» PROBLEM TO SOLVE
Collect all lines from the records below that include the word "chất".

===== STORED DATA

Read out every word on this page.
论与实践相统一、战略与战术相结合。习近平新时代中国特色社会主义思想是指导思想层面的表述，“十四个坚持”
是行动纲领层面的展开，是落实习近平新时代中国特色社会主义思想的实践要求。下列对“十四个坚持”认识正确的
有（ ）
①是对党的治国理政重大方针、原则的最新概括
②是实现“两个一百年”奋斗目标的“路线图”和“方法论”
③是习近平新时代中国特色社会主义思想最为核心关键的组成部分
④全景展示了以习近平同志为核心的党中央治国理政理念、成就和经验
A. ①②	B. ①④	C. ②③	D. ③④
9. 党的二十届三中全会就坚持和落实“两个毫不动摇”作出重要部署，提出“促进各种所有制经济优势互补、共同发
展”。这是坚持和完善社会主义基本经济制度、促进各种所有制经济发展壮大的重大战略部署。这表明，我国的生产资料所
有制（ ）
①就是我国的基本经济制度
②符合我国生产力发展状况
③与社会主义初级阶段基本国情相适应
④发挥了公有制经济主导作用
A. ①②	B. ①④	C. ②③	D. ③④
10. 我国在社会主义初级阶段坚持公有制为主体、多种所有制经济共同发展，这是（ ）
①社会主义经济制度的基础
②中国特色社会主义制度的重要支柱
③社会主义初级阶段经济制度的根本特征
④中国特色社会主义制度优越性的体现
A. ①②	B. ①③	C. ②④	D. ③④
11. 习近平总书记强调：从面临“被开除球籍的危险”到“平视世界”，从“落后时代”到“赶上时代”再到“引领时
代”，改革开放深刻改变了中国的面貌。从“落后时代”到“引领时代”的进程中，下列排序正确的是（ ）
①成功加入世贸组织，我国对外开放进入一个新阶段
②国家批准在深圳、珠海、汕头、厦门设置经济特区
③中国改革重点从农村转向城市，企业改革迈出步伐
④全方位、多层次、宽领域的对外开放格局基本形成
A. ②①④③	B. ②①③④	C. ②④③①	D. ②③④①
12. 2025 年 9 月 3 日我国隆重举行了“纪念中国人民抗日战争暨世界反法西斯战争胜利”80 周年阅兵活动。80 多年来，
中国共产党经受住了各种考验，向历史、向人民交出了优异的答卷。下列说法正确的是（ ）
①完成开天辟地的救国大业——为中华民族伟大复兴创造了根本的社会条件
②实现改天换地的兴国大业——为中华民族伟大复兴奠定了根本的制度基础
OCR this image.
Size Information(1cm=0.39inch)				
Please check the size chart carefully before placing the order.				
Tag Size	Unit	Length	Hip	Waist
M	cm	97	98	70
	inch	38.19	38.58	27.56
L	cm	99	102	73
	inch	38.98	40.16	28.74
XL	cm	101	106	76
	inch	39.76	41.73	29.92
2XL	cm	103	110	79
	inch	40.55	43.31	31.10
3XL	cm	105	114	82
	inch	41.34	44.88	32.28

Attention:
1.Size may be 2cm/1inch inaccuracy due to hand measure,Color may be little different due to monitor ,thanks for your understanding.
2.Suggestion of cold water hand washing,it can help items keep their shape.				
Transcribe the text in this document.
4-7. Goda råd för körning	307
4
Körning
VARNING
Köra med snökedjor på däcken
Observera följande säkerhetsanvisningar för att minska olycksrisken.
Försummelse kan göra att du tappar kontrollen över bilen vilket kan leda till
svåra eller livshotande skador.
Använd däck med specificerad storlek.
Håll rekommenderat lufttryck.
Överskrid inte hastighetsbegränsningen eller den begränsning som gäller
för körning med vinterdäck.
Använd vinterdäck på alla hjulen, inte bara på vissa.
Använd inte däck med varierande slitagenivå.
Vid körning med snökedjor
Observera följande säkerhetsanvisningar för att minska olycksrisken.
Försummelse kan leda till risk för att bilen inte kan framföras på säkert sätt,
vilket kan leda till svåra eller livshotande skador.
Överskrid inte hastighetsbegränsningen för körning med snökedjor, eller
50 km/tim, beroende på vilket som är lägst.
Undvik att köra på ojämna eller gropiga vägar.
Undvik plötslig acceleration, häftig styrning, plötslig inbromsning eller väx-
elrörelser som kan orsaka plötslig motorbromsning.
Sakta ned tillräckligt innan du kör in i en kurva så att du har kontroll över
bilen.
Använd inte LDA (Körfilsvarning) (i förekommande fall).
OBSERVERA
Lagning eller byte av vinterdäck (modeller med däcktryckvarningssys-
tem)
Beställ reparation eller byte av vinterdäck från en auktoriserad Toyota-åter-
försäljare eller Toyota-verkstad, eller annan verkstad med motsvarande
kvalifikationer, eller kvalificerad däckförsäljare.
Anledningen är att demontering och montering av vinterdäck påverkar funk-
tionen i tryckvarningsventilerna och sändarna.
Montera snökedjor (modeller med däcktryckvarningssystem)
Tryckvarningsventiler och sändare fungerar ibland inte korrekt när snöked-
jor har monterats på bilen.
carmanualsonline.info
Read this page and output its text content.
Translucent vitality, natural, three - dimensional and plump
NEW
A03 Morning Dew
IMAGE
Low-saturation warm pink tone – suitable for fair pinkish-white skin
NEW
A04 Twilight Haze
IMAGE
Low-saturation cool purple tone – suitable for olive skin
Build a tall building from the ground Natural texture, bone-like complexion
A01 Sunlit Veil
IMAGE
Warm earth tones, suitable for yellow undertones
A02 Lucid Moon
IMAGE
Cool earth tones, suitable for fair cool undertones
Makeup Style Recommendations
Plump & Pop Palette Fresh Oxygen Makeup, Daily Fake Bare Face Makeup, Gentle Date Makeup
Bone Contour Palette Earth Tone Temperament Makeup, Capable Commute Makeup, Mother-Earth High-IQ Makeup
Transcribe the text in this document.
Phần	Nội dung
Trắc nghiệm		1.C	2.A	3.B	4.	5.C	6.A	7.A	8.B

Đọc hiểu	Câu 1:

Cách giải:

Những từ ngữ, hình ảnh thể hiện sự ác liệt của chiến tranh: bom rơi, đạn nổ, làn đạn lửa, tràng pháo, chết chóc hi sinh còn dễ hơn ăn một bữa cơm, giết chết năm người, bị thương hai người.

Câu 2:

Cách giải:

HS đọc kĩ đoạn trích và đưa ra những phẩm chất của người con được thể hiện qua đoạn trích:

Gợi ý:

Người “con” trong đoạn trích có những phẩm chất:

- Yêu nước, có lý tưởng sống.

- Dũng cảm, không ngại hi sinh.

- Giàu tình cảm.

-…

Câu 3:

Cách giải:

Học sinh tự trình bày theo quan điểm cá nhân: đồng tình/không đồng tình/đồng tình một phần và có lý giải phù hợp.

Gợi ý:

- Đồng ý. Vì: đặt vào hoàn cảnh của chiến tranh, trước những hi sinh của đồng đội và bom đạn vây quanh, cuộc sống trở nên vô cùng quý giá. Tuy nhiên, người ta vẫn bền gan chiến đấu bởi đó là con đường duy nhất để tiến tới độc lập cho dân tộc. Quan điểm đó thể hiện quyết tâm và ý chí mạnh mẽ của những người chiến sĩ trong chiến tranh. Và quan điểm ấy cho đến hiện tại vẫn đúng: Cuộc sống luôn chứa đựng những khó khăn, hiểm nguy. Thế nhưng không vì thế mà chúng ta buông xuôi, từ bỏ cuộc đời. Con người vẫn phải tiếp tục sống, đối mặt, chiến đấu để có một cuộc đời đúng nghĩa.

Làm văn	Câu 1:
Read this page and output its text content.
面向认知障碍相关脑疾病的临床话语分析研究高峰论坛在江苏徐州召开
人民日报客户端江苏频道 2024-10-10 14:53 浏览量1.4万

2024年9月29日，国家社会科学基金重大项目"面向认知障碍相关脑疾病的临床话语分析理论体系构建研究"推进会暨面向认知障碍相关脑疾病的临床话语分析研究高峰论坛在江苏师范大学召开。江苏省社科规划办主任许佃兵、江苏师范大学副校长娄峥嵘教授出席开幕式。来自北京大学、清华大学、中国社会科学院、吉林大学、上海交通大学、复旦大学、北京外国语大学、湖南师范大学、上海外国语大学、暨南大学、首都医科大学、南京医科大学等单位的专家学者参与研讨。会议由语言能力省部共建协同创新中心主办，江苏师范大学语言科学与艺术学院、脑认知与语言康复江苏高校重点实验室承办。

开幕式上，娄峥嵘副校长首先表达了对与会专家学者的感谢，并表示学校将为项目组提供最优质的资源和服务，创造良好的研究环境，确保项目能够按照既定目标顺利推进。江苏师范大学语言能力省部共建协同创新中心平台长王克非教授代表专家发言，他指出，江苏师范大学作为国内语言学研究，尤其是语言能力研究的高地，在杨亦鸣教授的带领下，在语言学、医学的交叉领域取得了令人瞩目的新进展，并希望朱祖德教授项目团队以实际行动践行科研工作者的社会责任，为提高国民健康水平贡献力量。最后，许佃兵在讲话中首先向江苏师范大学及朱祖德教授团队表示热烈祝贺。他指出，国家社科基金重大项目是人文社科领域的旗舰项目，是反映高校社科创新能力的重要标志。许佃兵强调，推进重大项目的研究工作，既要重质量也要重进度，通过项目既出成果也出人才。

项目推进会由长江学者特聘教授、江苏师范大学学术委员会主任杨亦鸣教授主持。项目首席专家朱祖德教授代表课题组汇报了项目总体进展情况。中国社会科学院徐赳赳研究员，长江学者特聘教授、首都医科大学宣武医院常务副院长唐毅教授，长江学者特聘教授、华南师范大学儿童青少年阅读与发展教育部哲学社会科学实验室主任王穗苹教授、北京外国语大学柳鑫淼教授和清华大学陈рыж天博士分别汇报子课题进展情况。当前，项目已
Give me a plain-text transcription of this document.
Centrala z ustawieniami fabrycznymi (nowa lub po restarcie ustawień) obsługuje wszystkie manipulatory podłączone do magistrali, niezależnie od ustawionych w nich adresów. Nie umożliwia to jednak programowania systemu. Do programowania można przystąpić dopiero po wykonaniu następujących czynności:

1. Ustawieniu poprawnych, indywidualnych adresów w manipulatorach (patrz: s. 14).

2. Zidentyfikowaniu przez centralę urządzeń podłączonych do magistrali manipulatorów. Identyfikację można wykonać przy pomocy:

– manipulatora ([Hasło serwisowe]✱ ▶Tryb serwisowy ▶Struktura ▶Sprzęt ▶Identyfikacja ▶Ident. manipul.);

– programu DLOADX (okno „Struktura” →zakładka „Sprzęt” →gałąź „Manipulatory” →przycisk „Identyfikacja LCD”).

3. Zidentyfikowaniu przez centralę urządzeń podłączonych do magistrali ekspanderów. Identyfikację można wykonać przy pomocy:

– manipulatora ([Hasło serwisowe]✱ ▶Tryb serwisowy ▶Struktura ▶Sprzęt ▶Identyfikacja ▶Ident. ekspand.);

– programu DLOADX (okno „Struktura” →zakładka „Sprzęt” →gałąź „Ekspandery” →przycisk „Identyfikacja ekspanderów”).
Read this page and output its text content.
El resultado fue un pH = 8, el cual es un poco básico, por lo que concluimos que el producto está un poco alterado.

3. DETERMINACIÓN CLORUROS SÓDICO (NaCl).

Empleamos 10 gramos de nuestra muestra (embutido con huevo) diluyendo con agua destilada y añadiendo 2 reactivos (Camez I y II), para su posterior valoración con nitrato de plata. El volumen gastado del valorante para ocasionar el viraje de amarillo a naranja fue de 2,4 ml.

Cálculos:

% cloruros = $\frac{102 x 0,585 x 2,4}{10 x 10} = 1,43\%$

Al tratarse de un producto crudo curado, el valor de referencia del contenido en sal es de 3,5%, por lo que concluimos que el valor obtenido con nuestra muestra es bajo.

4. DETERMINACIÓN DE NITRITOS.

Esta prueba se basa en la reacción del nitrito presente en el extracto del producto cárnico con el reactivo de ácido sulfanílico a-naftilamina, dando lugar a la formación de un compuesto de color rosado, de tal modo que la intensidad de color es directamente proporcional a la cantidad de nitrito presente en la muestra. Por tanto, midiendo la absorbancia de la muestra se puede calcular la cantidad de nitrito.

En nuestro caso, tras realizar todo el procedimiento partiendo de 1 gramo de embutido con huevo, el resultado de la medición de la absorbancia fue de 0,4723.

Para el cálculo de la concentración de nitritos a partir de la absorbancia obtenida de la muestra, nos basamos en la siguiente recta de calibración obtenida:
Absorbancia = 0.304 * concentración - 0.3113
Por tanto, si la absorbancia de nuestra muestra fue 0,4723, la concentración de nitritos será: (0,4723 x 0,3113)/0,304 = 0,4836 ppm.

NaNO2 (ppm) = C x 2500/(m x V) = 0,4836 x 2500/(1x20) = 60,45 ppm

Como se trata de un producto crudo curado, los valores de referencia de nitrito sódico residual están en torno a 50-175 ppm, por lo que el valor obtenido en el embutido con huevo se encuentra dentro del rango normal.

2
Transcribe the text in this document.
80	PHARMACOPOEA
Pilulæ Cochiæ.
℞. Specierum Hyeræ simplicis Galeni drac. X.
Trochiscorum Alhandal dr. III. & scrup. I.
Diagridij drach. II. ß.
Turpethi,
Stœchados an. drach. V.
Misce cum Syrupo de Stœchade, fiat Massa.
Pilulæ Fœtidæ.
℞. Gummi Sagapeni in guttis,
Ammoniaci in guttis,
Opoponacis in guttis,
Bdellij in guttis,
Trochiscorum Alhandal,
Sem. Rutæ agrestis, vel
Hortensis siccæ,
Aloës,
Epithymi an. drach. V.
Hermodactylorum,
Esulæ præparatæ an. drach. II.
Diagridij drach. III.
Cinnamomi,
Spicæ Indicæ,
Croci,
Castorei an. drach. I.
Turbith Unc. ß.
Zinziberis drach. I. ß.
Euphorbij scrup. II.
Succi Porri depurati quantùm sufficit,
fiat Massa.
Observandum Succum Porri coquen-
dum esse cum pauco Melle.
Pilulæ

==========

» TASK OUTPUT
HS đọc kĩ đoạn trích và đưa ra những phẩm chất của người con được thể hiện qua đoạn trích:
Người “con” trong đoạn trích có những phẩm chất:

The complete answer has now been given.